◆ **Requirements**: Pull every line that holds the word "name" from the entries.

Dataset listings of figures
• • •
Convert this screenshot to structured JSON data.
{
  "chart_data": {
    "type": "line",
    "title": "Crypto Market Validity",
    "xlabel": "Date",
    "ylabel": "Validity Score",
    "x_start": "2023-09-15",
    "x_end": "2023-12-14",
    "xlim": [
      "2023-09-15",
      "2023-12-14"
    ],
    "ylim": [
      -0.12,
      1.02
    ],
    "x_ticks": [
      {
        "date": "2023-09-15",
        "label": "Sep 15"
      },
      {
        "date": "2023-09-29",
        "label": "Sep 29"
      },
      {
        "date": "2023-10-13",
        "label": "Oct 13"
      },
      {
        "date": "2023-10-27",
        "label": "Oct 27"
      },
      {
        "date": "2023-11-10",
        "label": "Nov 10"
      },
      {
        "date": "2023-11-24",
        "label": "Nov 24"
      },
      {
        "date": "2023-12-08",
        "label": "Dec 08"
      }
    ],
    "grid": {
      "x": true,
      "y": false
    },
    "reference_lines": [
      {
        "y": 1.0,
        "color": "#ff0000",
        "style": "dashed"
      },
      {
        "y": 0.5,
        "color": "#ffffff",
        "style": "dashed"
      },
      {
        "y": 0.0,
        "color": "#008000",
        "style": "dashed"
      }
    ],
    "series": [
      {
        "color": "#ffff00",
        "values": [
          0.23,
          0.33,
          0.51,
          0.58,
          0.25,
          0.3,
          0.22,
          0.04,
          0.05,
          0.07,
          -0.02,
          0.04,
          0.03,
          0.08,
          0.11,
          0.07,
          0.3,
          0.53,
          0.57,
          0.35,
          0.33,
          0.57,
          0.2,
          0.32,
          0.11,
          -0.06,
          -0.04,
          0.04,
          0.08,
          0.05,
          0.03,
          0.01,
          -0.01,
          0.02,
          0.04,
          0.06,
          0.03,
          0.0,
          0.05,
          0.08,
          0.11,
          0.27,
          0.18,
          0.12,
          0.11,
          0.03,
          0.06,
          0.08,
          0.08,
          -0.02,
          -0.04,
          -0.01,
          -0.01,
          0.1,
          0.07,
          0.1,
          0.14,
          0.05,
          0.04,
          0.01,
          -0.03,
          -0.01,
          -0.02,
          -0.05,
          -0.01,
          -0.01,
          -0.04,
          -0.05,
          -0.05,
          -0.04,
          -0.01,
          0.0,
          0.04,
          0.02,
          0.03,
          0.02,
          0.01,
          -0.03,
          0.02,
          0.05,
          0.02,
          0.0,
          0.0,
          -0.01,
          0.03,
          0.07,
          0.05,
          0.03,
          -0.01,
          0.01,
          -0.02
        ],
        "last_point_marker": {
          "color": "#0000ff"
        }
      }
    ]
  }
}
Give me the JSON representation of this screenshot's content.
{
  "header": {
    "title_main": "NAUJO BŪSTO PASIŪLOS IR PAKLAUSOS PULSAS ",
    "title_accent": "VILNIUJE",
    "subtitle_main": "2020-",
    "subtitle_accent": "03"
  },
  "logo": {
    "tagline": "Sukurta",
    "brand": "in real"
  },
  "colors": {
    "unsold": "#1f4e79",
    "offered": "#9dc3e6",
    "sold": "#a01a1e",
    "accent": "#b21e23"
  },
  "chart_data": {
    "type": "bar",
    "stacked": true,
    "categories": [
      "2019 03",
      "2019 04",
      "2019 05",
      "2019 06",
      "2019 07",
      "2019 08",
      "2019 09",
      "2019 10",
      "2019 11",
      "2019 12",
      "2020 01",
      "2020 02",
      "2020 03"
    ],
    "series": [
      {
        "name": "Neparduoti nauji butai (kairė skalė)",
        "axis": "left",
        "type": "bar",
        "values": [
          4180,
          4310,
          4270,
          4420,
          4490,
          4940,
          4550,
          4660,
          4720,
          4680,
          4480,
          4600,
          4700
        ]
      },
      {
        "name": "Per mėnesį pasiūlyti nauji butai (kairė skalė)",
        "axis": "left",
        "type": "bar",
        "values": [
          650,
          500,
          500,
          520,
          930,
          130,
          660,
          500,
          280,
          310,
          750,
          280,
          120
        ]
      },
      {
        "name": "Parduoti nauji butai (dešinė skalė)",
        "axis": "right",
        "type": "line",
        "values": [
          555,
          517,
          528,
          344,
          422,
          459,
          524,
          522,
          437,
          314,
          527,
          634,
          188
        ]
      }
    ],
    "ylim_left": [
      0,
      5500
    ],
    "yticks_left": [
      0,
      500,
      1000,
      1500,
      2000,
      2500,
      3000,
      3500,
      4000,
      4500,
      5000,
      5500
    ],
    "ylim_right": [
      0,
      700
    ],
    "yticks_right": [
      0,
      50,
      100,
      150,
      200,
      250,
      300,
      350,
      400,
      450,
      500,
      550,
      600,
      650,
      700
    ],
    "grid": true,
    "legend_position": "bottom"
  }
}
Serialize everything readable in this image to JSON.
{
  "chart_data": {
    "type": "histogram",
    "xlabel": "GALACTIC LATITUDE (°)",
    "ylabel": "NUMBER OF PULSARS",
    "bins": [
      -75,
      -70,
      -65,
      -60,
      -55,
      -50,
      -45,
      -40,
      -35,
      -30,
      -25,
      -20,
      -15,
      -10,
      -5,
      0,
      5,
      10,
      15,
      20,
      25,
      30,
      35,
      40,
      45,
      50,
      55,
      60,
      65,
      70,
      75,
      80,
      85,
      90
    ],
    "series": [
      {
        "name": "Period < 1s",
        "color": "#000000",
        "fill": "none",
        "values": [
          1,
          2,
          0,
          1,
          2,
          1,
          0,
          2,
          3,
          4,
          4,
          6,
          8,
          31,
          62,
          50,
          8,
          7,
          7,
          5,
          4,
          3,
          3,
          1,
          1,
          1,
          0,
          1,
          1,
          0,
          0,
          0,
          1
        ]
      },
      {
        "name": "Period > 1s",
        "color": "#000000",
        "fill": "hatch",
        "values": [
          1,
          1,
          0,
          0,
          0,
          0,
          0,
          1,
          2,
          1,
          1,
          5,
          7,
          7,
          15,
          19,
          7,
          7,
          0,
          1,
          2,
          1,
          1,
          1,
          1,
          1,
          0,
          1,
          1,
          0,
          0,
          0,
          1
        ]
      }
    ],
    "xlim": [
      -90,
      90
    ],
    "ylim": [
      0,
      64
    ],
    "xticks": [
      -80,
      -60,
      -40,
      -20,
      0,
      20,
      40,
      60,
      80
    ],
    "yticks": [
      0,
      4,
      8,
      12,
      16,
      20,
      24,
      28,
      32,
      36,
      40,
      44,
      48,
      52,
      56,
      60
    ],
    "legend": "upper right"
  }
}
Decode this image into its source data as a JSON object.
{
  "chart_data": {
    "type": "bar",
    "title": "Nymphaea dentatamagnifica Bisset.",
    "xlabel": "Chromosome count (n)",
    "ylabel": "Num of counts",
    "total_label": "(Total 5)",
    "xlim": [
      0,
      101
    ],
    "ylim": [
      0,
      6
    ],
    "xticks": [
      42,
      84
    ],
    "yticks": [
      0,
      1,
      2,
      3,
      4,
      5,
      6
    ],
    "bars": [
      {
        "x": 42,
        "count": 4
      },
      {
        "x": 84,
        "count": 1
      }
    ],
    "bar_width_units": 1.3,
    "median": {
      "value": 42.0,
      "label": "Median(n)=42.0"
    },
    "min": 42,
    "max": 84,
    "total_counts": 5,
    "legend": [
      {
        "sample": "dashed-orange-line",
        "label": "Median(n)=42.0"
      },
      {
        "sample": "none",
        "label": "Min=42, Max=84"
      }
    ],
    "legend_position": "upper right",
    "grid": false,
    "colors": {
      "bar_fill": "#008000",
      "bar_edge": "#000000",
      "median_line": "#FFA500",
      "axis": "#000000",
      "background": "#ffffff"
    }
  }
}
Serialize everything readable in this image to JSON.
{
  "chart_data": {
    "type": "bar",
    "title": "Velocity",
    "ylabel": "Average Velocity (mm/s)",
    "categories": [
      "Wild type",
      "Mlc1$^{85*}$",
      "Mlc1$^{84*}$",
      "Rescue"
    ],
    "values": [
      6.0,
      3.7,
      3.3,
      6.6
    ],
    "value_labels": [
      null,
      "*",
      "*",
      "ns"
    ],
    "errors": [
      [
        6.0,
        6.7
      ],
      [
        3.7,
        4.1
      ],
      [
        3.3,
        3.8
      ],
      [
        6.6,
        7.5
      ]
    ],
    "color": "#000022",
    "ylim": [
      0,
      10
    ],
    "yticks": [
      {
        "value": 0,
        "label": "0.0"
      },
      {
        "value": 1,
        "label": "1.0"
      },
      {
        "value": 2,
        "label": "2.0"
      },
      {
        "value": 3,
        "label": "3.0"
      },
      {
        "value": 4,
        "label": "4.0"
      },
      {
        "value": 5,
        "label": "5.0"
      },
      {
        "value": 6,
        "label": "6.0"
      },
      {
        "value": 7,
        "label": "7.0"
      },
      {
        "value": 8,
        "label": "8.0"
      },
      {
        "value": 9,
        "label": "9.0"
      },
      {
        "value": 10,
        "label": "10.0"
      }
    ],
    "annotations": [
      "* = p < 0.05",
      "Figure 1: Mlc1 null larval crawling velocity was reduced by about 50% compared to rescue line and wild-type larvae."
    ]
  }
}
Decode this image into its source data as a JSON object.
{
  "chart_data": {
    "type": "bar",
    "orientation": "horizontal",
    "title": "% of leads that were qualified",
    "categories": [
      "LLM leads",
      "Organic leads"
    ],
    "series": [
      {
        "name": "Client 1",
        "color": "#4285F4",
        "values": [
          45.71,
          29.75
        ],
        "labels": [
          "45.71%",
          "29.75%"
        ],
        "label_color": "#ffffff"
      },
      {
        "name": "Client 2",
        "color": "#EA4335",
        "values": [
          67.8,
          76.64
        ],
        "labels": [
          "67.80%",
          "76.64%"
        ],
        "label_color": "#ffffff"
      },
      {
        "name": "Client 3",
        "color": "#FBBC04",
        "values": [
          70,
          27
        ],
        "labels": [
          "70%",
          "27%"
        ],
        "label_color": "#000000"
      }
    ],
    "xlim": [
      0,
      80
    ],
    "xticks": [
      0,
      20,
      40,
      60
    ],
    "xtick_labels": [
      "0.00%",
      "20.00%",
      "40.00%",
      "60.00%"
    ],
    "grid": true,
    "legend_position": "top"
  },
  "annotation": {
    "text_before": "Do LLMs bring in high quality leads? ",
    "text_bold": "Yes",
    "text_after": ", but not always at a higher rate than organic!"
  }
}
• • •
◆ **Finished task**:
        "name": "Neparduoti nauji butai (kairė skalė)",
        "name": "Per mėnesį pasiūlyti nauji butai (kairė skalė)",
        "name": "Parduoti nauji butai (dešinė skalė)",
        "name": "Period < 1s",
        "name": "Period > 1s",
        "name": "Client 1",
        "name": "Client 2",
        "name": "Client 3",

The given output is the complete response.